What the task requires | Copy out every line of the records where the string "title" occurs.
####################
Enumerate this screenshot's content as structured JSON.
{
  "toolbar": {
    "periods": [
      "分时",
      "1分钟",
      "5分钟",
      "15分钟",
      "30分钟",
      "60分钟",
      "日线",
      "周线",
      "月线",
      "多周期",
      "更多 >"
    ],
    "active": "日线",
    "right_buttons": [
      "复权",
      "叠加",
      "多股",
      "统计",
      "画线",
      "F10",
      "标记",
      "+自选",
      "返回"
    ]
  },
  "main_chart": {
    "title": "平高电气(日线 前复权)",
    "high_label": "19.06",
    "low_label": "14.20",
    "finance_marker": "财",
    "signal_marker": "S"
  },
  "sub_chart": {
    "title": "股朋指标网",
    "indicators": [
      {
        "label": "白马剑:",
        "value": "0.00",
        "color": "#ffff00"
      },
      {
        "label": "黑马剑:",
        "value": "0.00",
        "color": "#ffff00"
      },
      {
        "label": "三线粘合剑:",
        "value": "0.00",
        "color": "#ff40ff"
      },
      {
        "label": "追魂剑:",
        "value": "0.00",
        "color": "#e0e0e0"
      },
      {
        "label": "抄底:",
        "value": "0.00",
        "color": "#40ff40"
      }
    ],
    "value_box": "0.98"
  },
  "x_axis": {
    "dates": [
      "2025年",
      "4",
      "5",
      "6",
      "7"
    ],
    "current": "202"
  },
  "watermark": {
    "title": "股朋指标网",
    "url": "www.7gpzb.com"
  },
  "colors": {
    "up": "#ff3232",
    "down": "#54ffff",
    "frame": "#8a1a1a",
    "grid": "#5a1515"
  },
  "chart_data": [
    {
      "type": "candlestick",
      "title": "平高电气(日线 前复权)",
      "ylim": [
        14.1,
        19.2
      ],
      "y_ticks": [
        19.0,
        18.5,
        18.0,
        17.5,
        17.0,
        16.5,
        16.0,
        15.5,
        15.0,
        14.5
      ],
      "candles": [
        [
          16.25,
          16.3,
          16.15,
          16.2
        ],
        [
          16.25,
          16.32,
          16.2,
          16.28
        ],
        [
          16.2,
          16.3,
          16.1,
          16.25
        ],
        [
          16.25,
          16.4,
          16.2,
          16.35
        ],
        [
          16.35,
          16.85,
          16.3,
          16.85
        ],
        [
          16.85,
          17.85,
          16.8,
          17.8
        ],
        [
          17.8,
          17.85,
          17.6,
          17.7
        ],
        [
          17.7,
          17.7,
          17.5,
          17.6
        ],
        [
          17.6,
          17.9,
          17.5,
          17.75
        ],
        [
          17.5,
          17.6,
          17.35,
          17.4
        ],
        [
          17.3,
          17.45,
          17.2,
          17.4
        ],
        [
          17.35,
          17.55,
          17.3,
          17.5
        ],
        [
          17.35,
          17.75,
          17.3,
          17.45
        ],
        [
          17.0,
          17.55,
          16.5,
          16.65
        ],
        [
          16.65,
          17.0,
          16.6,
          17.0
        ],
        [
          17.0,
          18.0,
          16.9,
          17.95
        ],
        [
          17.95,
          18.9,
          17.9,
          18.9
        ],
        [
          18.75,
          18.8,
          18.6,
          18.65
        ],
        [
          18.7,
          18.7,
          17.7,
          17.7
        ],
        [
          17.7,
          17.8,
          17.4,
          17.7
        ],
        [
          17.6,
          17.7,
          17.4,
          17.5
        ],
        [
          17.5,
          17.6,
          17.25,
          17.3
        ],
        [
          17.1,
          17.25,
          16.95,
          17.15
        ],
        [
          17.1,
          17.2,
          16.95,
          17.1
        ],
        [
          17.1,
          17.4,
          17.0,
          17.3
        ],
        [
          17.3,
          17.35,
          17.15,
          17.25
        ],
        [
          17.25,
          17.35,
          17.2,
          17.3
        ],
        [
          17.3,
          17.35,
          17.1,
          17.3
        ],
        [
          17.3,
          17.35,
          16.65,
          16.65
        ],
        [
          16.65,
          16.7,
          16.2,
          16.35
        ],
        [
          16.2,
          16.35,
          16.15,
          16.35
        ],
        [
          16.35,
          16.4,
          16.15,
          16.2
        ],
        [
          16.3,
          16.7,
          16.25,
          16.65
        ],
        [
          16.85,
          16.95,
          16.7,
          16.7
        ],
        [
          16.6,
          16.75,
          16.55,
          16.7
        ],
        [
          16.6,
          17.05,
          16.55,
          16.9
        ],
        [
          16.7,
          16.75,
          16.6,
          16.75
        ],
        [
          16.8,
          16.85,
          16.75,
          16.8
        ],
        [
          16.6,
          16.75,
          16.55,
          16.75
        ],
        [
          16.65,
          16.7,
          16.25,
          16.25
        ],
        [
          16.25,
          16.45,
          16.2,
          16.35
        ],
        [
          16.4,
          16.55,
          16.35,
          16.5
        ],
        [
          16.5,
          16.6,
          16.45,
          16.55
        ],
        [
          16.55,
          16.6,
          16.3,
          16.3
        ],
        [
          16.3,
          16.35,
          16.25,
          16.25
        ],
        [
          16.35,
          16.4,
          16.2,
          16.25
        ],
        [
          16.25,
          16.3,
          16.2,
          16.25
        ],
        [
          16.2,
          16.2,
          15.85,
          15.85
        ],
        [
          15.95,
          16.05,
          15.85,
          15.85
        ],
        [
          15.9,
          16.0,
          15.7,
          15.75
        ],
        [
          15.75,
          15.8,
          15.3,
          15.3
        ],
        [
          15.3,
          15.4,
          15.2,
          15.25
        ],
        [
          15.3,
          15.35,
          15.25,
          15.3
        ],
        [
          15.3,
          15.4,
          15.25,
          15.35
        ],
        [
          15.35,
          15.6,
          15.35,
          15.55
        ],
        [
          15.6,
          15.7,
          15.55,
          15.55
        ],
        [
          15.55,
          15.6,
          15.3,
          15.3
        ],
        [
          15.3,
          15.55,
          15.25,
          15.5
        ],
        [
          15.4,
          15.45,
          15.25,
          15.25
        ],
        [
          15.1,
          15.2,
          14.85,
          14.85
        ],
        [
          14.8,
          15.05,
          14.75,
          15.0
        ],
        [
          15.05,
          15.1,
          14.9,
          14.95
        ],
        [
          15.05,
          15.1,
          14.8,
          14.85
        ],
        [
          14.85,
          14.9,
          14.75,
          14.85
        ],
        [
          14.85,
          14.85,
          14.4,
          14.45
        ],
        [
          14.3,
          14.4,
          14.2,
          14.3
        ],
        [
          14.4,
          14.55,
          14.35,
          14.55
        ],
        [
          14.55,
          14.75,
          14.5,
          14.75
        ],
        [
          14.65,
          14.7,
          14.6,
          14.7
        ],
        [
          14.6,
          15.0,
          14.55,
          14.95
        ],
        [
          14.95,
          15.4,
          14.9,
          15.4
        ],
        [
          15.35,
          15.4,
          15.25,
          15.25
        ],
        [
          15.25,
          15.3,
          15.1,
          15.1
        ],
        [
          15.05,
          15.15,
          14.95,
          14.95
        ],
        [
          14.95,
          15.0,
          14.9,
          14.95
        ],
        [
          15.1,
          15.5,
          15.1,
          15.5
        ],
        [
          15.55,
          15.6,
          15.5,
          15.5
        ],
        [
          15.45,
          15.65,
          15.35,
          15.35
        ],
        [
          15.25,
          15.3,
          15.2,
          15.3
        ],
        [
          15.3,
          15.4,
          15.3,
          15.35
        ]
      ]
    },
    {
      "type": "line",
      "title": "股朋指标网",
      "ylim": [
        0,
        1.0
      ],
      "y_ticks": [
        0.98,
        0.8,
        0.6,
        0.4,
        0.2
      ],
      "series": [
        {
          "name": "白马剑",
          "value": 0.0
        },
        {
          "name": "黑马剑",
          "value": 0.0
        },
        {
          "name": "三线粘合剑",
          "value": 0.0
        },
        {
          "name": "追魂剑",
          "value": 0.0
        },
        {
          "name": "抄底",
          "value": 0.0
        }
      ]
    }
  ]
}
####################
Full answer |
    "title": "平高电气(日线 前复权)",
    "title": "股朋指标网",
    "title": "股朋指标网",
      "title": "平高电气(日线 前复权)",
      "title": "股朋指标网",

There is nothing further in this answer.